*WORK TO COMPLETE*:
Write out the whole listing exactly as it stands.

[BEGIN]

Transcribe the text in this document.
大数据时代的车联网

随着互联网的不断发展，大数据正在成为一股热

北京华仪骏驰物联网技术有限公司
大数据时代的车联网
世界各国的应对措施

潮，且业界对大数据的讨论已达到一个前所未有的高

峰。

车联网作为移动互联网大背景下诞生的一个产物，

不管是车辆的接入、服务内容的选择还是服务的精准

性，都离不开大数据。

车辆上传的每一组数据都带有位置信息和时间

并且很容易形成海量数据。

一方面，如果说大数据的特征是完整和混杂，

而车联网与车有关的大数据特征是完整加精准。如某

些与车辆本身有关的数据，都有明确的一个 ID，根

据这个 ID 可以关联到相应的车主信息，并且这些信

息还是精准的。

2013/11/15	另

[END]

*RESULT*:
Transcribe the text in this document.
大数据时代的车联网

随着互联网的不断发展，大数据正在成为一股热

北京华仪骏驰物联网技术有限公司
大数据时代的车联网
世界各国的应对措施

潮，且业界对大数据的讨论已达到一个前所未有的高

峰。

车联网作为移动互联网大背景下诞生的一个产物，

不管是车辆的接入、服务内容的选择还是服务的精准

性，都离不开大数据。

车辆上传的每一组数据都带有位置信息和时间

并且很容易形成海量数据。

一方面，如果说大数据的特征是完整和混杂，

而车联网与车有关的大数据特征是完整加精准。如某

些与车辆本身有关的数据，都有明确的一个 ID，根

据这个 ID 可以关联到相应的车主信息，并且这些信

息还是精准的。

2013/11/15	另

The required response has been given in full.